* BEGIN Recorded information *
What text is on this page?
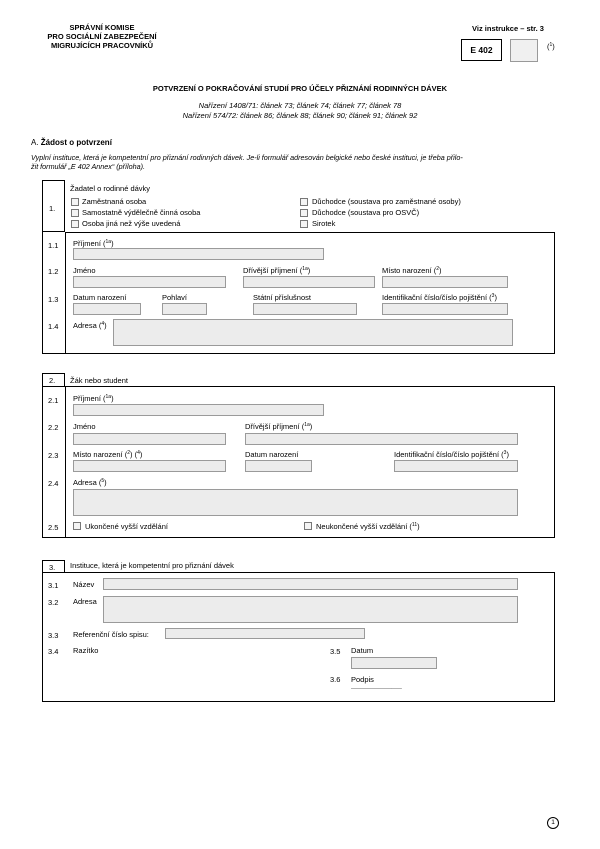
SPRÁVNÍ KOMISE
PRO SOCIÁLNÍ ZABEZPEČENÍ
MIGRUJÍCÍCH PRACOVNÍKŮ
Viz instrukce – str. 3
E 402	($^1$)
POTVRZENÍ O POKRAČOVÁNÍ STUDIÍ PRO ÚČELY PŘIZNÁNÍ RODINNÝCH DÁVEK
Nařízení 1408/71: článek 73; článek 74; článek 77; článek 78
Nařízení 574/72: článek 86; článek 88; článek 90; článek 91; článek 92
A. Žádost o potvrzení
Vyplní instituce, která je kompetentní pro přiznání rodinných dávek. Je-li formulář adresován belgické nebo české instituci, je třeba přilo-
žit formulář „E 402 Annex“ (příloha).
1.
Žadatel o rodinné dávky
Zaměstnaná osoba
Samostatně výdělečně činná osoba
Osoba jiná než výše uvedená
Důchodce (soustava pro zaměstnané osoby)
Důchodce (soustava pro OSVČ)
Sirotek
1.1 Příjmení ($^{1a}$)
1.2 Jméno	Dřívější příjmení ($^{1a}$)	Místo narození ($^2$)
1.3 Datum narození	Pohlaví	Státní příslušnost	Identifikační číslo/číslo pojištění ($^3$)
1.4 Adresa ($^4$)
2. Žák nebo student
2.1 Příjmení ($^{1a}$)
2.2 Jméno	Dřívější příjmení ($^{1a}$)
2.3 Místo narození ($^2$) ($^4$)	Datum narození	Identifikační číslo/číslo pojištění ($^3$)
2.4 Adresa ($^5$)
2.5	Ukončené vyšší vzdělání	Neukončené vyšší vzdělání ($^{11}$)
3. Instituce, která je kompetentní pro přiznání dávek
3.1 Název
3.2 Adresa
3.3 Referenční číslo spisu:
3.4 Razítko	3.5 Datum
3.6 Podpis
...................................................
1
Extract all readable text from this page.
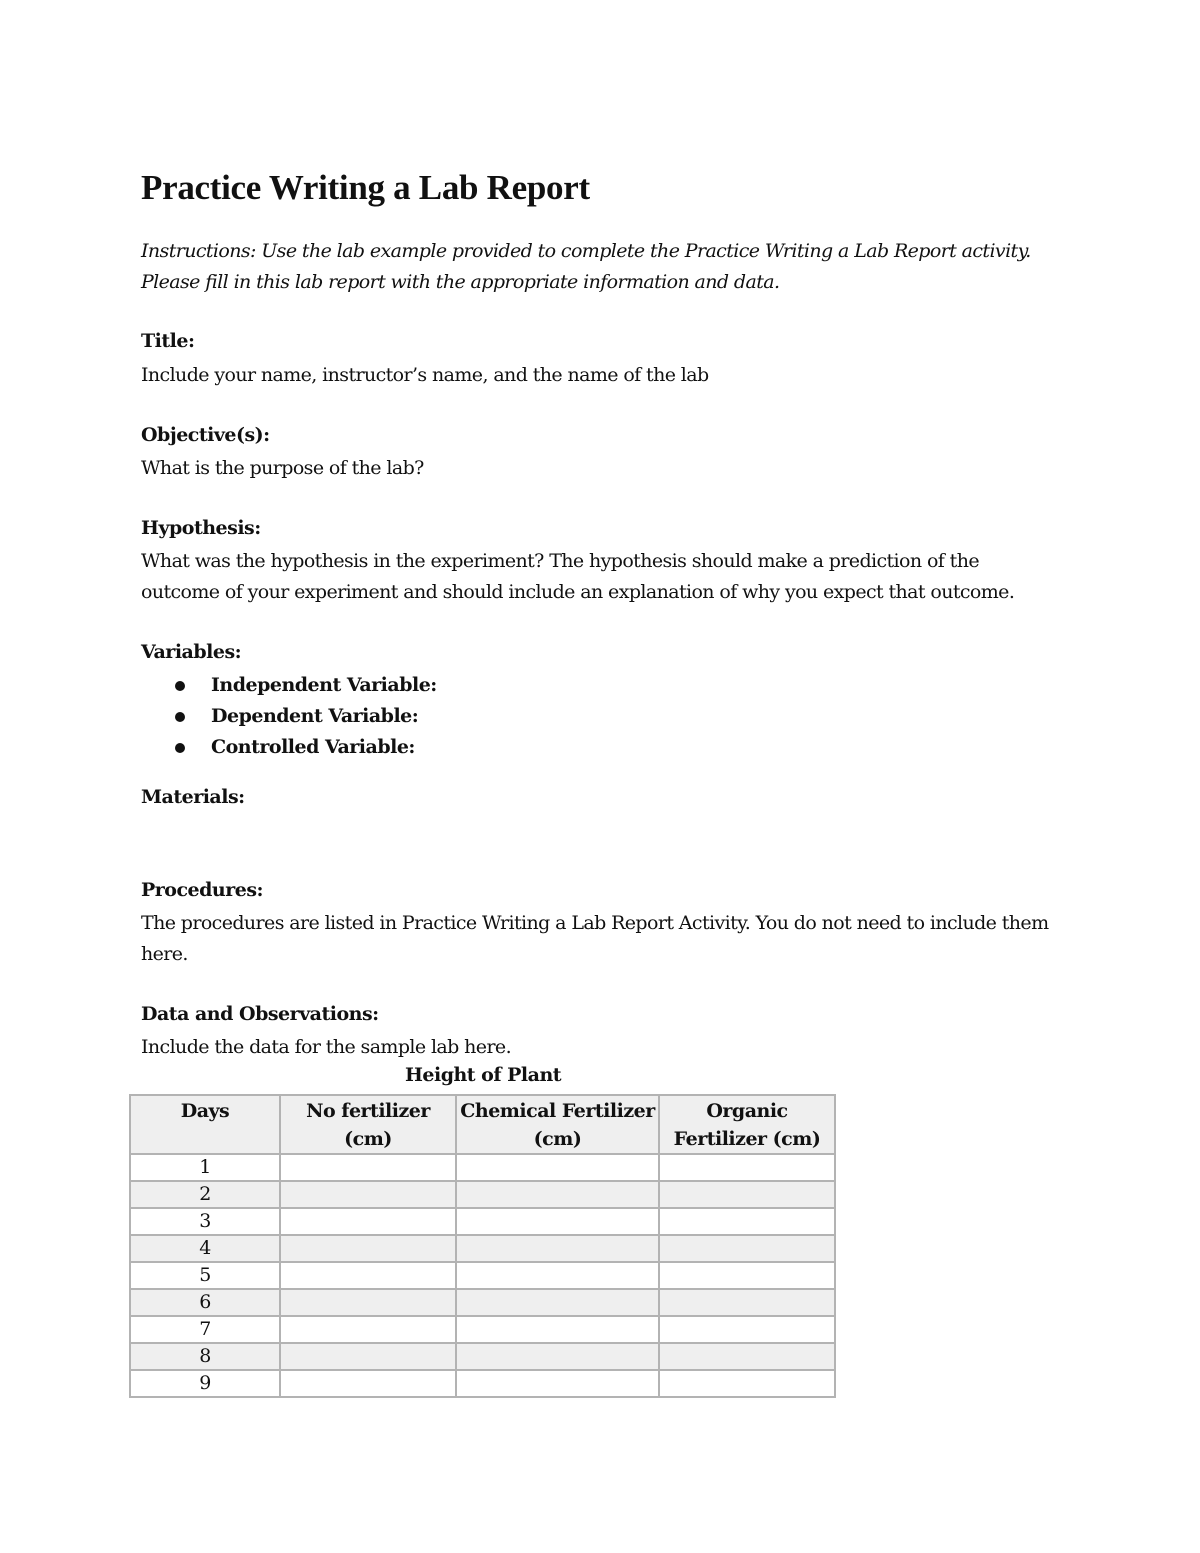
Practice Writing a Lab Report

Instructions: Use the lab example provided to complete the Practice Writing a Lab Report activity. Please fill in this lab report with the appropriate information and data.

Title:

Include your name, instructor’s name, and the name of the lab

Objective(s):

What is the purpose of the lab?

Hypothesis:

What was the hypothesis in the experiment? The hypothesis should make a prediction of the outcome of your experiment and should include an explanation of why you expect that outcome.

Variables:

Independent Variable:
Dependent Variable:
Controlled Variable:

Materials:

Procedures:

The procedures are listed in Practice Writing a Lab Report Activity. You do not need to include them here.

Data and Observations:

Include the data for the sample lab here.

Height of Plant

Days	No fertilizer (cm)	Chemical Fertilizer (cm)	Organic Fertilizer (cm)
1			
2			
3			
4			
5			
6			
7			
8			
9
* END Recorded information *
What to produce. Nothing in the entries above should change when they are printed again, except that the pictures are dropped.

In response.
What text is on this page?
SPRÁVNÍ KOMISE
PRO SOCIÁLNÍ ZABEZPEČENÍ
MIGRUJÍCÍCH PRACOVNÍKŮ
Viz instrukce – str. 3
E 402	($^1$)
POTVRZENÍ O POKRAČOVÁNÍ STUDIÍ PRO ÚČELY PŘIZNÁNÍ RODINNÝCH DÁVEK
Nařízení 1408/71: článek 73; článek 74; článek 77; článek 78
Nařízení 574/72: článek 86; článek 88; článek 90; článek 91; článek 92
A. Žádost o potvrzení
Vyplní instituce, která je kompetentní pro přiznání rodinných dávek. Je-li formulář adresován belgické nebo české instituci, je třeba přilo-
žit formulář „E 402 Annex“ (příloha).
1.
Žadatel o rodinné dávky
Zaměstnaná osoba
Samostatně výdělečně činná osoba
Osoba jiná než výše uvedená
Důchodce (soustava pro zaměstnané osoby)
Důchodce (soustava pro OSVČ)
Sirotek
1.1 Příjmení ($^{1a}$)
1.2 Jméno	Dřívější příjmení ($^{1a}$)	Místo narození ($^2$)
1.3 Datum narození	Pohlaví	Státní příslušnost	Identifikační číslo/číslo pojištění ($^3$)
1.4 Adresa ($^4$)
2. Žák nebo student
2.1 Příjmení ($^{1a}$)
2.2 Jméno	Dřívější příjmení ($^{1a}$)
2.3 Místo narození ($^2$) ($^4$)	Datum narození	Identifikační číslo/číslo pojištění ($^3$)
2.4 Adresa ($^5$)
2.5	Ukončené vyšší vzdělání	Neukončené vyšší vzdělání ($^{11}$)
3. Instituce, která je kompetentní pro přiznání dávek
3.1 Název
3.2 Adresa
3.3 Referenční číslo spisu:
3.4 Razítko	3.5 Datum
3.6 Podpis
...................................................
1
Extract all readable text from this page.
Practice Writing a Lab Report

Instructions: Use the lab example provided to complete the Practice Writing a Lab Report activity. Please fill in this lab report with the appropriate information and data.

Title:

Include your name, instructor’s name, and the name of the lab

Objective(s):

What is the purpose of the lab?

Hypothesis:

What was the hypothesis in the experiment? The hypothesis should make a prediction of the outcome of your experiment and should include an explanation of why you expect that outcome.

Variables:

Independent Variable:
Dependent Variable:
Controlled Variable:

Materials:

Procedures:

The procedures are listed in Practice Writing a Lab Report Activity. You do not need to include them here.

Data and Observations:

Include the data for the sample lab here.

Height of Plant

Days	No fertilizer (cm)	Chemical Fertilizer (cm)	Organic Fertilizer (cm)
1			
2			
3			
4			
5			
6			
7			
8			
9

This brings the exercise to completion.